> DOCUMENT TEXT:
= = = =

Attorney General Andrew Cuomo’s investigation of the home health care industry broke new ground with the arrests of multiple members — including two from Queens — of a distribution network for falsified certifications.
According to prosecutors, the Bronx Institute for Career Training and Development, Inc., located on Ogden Avenue in the Bronx, sold falsified home health aide certifications through a network of brokers and distributors who acted as intermediaries between would-be aides and the school.
“These arrests illustrate the extent of the problems we’re fighting to fix,” Cuomo said. “Untrained aides are an offense to the patients they are supposed to treat, as well as the taxpayers who pay the bill.”
The manager of the Bronx Institute was arraigned on charges of grand larceny in the first degree, as were Sara Kurayeva, 55, of Kew Gardens, and Manush Janash, 61, of Flushing, as well as eight others.
Prosecutors alleged that untrained home health aides used documents issued by the Bronx Institute - and furnished by the brokers and distributors - to gain employment with agencies that billed Medicaid over $1 million for their work.
Cuomo’s investigation, dubbed “Operation Home Alone,” has so far brought the convictions of 17 uncertified aides, two registered nurses, the managers of two other schools that provided false certifications, an agency and its two managers that employed the aides and nurses, and a Medicaid recipient complicit in a no-show billing scheme. In those cases, the aides and nurses were found to have been billing for services they did not render, providing and billing for services despite the lack of proper training and certification, and billing more than one agency at a time in order to be paid for as much as 36 hours in one day.

= = = =

> ACTIVITY LIST:
A) Please reproduce word for word the passage of the home health care article starting with "Prosecutors alleged that" and going on through "in one day.".
B) Answer these questions from the home health care article:
(i) On which avenue is the Bronx Institute for Career Training and Development located?
(ii) What name was given to the investigation?
(iii) By billing more than one agency at a time, up to how many hours in one day were aides and nurses paid for?
C) Extend the home health care article with the text that would follow its final sentence.
The rows have no connection to the home health care article.

Stored data entries
= = = =

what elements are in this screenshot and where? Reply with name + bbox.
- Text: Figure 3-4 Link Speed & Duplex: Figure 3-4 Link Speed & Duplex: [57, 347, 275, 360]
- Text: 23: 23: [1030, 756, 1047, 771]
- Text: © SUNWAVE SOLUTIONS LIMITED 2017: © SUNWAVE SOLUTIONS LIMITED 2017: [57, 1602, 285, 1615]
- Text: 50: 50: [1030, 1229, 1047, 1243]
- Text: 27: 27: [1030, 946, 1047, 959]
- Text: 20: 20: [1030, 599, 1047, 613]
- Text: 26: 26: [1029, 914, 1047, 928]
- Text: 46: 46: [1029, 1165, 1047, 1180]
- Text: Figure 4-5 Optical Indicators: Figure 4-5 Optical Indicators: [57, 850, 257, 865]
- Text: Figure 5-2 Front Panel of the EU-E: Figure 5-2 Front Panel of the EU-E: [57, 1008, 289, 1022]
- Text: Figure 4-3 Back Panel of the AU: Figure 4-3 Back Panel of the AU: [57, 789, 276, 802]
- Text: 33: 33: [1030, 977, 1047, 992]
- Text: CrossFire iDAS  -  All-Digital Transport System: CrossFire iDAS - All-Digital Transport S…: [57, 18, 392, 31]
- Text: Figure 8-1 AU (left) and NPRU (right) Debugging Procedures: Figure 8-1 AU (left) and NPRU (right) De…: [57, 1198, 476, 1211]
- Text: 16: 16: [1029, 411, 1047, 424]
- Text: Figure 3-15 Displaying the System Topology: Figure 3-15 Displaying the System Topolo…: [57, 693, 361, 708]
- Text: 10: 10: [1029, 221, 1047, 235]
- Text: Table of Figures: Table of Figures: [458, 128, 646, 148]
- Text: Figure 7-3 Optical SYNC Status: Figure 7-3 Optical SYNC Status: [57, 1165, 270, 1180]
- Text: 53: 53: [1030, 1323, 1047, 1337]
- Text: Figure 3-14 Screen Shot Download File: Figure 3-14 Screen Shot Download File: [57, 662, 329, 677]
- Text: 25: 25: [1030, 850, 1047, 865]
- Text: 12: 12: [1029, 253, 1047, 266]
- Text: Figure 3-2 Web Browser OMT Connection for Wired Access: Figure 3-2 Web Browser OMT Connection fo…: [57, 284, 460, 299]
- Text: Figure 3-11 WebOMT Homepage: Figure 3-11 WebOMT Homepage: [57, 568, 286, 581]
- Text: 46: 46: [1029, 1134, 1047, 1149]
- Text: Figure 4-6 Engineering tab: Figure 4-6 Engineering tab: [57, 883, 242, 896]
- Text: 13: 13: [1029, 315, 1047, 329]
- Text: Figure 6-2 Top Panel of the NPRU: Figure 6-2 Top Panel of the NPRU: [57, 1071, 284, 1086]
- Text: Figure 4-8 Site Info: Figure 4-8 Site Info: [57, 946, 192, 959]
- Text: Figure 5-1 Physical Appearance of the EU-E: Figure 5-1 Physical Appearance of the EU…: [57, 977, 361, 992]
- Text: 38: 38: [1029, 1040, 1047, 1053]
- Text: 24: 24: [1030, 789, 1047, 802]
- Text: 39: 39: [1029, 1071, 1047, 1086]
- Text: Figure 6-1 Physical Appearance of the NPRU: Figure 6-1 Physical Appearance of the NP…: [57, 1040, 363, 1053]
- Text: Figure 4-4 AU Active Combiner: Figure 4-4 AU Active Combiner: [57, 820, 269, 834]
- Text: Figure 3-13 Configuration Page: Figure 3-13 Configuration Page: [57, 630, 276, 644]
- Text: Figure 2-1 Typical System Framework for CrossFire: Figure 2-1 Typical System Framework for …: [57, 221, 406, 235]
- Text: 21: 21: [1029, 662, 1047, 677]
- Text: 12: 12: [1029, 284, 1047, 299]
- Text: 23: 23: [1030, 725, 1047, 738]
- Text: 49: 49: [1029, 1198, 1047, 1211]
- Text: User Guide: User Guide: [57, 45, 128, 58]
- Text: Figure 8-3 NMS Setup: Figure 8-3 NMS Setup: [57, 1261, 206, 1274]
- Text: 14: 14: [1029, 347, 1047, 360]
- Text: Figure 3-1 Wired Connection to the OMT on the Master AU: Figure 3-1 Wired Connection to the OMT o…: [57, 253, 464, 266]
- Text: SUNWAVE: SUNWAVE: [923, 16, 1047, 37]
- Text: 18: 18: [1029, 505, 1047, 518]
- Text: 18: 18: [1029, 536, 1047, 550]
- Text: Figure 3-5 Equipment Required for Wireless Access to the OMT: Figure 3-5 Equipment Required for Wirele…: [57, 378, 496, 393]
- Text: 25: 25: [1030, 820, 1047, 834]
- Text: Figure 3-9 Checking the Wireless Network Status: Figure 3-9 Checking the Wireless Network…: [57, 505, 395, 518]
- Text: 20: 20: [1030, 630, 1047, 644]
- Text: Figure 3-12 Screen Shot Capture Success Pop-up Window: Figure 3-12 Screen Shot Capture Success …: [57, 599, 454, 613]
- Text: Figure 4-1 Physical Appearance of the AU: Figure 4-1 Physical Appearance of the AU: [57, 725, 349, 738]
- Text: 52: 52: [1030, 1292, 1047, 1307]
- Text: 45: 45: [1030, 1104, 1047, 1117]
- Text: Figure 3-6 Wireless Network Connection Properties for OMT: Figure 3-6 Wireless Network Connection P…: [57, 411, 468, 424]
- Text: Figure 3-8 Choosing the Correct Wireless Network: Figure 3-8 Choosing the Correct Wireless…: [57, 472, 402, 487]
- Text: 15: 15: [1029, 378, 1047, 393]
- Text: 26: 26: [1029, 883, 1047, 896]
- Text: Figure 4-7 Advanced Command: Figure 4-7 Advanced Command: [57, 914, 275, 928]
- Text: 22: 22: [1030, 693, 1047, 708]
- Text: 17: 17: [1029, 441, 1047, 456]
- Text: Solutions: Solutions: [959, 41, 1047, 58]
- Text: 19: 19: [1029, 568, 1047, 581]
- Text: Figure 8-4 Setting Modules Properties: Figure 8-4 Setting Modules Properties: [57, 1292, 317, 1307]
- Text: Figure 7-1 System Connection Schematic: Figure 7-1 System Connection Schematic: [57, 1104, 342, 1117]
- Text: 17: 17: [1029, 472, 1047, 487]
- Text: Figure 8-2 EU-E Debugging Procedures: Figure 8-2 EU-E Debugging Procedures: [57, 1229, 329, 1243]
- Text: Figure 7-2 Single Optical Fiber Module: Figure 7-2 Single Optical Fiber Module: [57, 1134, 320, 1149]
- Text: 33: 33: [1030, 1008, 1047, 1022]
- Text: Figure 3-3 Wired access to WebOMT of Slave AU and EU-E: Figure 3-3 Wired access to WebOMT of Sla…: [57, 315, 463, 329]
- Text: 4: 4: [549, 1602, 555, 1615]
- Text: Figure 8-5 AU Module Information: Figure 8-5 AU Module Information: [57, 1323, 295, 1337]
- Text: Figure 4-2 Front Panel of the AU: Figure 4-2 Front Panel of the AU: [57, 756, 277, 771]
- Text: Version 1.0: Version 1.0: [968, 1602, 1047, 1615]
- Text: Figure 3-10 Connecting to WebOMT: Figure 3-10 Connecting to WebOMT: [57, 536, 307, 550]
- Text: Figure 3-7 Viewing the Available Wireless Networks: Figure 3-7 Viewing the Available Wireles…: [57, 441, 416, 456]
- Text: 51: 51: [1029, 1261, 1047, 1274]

= = = =

> RESPONSES:
A)
Prosecutors alleged that untrained home health aides used documents issued by the Bronx Institute - and furnished by the brokers and distributors - to gain employment with agencies that billed Medicaid over $1 million for their work.
Cuomo’s investigation, dubbed “Operation Home Alone,” has so far brought the convictions of 17 uncertified aides, two registered nurses, the managers of two other schools that provided false certifications, an agency and its two managers that employed the aides and nurses, and a Medicaid recipient complicit in a no-show billing scheme. In those cases, the aides and nurses were found to have been billing for services they did not render, providing and billing for services despite the lack of proper training and certification, and billing more than one agency at a time in order to be paid for as much as 36 hours in one day.

B)
(i) Ogden Avenue
(ii) "Operation Home Alone"
(iii) 36 hours

C)
“The problems we have uncovered demand a solution,” Cuomo said. “The thousands of elderly and infirm New Yorkers who allow home health aides into their homes every day deserve total assurance they are in good hands, and New York taxpayers can’t afford to foot the bill for unqualified workers, cheats and scammers.”
In conjunction with Operation Home Alone, Cuomo has announced a legislative proposal calling for a statewide registry of certified home health aides to be developed and maintained by the New York State Department of Health.
The proposal calls for the following:
According to Cuomo, a statewide registry of certified home health aides would be a first step toward enhancing the state’s ability to oversee the industry. It would also provide potential employers with the ability to screen home health aides and help to detect and deter fraud, he said.
A registry already exists for nurse aides that work in nursing homes.